— Data records —
+++

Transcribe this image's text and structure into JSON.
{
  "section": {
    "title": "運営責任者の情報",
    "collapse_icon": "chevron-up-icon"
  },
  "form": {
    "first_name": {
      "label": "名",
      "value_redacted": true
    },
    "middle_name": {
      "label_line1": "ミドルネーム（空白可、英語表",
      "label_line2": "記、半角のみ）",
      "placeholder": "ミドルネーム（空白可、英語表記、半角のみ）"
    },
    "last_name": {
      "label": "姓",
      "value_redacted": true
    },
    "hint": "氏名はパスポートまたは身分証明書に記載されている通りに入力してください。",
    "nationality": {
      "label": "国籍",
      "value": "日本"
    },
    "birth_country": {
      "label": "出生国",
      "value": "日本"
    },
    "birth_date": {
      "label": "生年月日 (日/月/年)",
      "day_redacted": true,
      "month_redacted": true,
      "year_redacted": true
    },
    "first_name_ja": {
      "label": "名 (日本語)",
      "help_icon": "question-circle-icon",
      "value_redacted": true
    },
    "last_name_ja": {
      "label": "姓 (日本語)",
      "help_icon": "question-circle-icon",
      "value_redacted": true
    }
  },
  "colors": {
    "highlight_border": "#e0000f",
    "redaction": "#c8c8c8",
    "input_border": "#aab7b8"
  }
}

+++

Copy out the whole listing exactly; please set it all down.

Transcribe this image's text and structure into JSON.
{
  "section": {
    "title": "運営責任者の情報",
    "collapse_icon": "chevron-up-icon"
  },
  "form": {
    "first_name": {
      "label": "名",
      "value_redacted": true
    },
    "middle_name": {
      "label_line1": "ミドルネーム（空白可、英語表",
      "label_line2": "記、半角のみ）",
      "placeholder": "ミドルネーム（空白可、英語表記、半角のみ）"
    },
    "last_name": {
      "label": "姓",
      "value_redacted": true
    },
    "hint": "氏名はパスポートまたは身分証明書に記載されている通りに入力してください。",
    "nationality": {
      "label": "国籍",
      "value": "日本"
    },
    "birth_country": {
      "label": "出生国",
      "value": "日本"
    },
    "birth_date": {
      "label": "生年月日 (日/月/年)",
      "day_redacted": true,
      "month_redacted": true,
      "year_redacted": true
    },
    "first_name_ja": {
      "label": "名 (日本語)",
      "help_icon": "question-circle-icon",
      "value_redacted": true
    },
    "last_name_ja": {
      "label": "姓 (日本語)",
      "help_icon": "question-circle-icon",
      "value_redacted": true
    }
  },
  "colors": {
    "highlight_border": "#e0000f",
    "redaction": "#c8c8c8",
    "input_border": "#aab7b8"
  }
}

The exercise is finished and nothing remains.